What to produce » Determine the number of lines in the listing below where the string "администратора" occurs; answer with the number alone.

Records
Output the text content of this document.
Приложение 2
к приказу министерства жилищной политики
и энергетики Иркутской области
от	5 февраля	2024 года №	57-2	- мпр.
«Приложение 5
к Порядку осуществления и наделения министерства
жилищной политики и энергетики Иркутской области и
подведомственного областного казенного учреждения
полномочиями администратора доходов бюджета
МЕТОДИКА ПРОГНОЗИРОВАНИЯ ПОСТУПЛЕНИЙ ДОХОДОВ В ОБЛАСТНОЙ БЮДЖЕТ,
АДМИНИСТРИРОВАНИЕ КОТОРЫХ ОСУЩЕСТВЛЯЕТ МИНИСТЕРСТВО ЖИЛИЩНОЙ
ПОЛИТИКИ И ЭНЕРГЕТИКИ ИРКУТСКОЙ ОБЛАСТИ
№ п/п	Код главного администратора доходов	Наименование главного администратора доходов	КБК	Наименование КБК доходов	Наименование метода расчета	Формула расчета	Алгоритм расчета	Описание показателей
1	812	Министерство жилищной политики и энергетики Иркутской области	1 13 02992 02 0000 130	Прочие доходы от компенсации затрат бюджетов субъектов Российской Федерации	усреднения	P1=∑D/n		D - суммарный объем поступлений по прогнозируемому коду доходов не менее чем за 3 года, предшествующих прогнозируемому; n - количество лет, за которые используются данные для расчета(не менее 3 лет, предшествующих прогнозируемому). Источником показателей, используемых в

Expected output » 2